§ **Your goal**: Below are records. Count every line containing the word "name" and give the number alone.

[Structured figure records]
--
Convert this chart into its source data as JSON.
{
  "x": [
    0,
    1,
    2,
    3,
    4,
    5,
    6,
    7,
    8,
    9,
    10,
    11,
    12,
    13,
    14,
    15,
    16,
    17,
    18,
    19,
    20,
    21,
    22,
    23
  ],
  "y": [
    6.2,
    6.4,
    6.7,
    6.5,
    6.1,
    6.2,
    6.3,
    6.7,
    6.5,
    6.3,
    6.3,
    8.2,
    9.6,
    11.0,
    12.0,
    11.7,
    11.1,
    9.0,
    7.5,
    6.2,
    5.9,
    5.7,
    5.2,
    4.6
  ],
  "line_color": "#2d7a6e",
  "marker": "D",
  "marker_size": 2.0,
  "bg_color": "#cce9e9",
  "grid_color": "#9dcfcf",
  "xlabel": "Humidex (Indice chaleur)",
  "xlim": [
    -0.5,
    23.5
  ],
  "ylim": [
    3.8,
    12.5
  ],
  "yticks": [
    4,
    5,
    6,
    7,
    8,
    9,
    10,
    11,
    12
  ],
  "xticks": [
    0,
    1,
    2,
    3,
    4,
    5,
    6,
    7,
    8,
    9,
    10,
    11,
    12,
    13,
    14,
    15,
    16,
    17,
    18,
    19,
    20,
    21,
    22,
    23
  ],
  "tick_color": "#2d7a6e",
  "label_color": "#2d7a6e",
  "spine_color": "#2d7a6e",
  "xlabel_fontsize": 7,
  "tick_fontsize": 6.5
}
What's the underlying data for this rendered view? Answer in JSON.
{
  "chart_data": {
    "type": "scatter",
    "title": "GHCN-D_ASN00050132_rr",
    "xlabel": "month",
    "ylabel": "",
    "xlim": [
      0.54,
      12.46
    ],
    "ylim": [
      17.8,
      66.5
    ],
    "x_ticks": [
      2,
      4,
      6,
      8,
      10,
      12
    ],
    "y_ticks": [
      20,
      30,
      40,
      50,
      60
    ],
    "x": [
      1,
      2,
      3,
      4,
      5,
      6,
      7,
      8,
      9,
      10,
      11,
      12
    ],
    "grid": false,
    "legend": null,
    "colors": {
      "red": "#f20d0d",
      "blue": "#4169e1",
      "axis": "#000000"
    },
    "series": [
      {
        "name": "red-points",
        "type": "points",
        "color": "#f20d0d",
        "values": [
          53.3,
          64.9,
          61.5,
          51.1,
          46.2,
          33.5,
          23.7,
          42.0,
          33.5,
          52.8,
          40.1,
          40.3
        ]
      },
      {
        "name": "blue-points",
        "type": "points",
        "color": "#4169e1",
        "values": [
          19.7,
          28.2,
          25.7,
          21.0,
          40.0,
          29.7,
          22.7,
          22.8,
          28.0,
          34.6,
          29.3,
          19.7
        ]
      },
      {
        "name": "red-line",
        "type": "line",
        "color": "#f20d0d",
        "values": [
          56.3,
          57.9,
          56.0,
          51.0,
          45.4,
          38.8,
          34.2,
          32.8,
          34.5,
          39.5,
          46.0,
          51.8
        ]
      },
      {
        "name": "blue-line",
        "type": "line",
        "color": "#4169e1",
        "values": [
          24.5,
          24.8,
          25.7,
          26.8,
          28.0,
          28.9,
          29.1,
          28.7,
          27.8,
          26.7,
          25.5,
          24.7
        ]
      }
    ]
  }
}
--
§ **Task response**: 4